§ Problem to solve: Find how many lines in the material hold the word "हसवड", then state that number and nothing more.
Start of Data lines
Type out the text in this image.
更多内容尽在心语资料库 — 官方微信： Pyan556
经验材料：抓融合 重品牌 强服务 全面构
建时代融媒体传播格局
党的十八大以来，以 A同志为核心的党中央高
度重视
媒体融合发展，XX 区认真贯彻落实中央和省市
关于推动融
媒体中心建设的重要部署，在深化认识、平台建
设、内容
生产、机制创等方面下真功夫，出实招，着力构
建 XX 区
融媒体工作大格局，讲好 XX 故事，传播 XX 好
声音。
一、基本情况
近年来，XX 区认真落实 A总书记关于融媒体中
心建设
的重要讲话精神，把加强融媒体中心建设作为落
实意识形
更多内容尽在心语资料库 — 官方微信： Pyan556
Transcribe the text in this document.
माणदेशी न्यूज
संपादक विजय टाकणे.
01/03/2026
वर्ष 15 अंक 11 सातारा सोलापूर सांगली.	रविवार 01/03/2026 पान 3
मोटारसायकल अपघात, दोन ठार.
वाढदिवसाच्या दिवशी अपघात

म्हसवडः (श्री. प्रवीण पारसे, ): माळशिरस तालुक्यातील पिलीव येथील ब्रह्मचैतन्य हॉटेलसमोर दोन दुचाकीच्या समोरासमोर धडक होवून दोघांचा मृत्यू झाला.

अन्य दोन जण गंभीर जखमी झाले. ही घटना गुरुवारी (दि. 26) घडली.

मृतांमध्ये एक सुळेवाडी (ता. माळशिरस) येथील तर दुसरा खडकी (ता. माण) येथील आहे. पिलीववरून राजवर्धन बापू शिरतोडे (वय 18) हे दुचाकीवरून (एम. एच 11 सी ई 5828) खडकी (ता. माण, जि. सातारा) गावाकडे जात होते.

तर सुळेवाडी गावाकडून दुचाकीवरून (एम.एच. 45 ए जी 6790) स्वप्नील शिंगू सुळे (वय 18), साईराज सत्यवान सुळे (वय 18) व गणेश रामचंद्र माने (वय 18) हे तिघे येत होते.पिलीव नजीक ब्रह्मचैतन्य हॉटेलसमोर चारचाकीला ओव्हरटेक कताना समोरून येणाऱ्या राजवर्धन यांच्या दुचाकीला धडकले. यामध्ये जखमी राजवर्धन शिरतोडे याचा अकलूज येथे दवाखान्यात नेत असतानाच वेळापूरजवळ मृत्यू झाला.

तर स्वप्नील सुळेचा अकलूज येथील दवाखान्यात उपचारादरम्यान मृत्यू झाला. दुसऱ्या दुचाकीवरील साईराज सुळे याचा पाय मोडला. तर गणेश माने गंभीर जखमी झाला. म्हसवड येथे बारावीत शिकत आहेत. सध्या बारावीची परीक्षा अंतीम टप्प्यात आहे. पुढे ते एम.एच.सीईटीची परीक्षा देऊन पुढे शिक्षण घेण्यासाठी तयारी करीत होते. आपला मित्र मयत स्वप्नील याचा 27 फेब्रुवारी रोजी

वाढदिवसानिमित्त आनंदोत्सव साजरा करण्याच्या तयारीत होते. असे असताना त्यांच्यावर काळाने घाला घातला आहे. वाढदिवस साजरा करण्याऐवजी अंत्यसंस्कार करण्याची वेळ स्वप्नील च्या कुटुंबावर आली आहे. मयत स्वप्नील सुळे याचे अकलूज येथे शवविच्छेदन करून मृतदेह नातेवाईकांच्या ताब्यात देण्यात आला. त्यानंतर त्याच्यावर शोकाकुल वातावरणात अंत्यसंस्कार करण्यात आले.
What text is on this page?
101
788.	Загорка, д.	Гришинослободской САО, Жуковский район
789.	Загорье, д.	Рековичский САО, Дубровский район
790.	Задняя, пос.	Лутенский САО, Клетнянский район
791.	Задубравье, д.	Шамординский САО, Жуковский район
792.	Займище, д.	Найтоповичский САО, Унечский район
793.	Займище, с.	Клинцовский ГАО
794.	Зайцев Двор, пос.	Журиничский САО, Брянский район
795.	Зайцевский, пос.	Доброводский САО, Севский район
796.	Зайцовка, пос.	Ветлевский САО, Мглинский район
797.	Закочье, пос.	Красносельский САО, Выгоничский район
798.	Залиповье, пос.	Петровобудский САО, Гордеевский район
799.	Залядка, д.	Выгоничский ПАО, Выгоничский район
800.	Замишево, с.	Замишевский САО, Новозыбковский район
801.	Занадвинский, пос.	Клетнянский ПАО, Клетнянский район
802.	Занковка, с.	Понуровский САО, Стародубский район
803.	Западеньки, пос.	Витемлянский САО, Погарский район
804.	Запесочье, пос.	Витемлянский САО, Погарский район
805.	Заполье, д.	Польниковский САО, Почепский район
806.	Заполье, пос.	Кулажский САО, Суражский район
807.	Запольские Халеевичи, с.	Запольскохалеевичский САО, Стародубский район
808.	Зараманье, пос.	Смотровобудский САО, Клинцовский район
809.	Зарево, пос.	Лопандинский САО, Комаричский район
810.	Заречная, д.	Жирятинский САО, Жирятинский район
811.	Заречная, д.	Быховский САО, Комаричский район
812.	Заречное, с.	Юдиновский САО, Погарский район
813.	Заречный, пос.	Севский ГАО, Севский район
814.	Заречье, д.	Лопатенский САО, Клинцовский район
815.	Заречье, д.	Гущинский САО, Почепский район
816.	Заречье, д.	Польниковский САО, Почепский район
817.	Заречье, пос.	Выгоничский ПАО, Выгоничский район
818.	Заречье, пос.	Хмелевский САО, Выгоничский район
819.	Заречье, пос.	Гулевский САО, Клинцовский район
End of Data lines
§ Answer to the problem: 2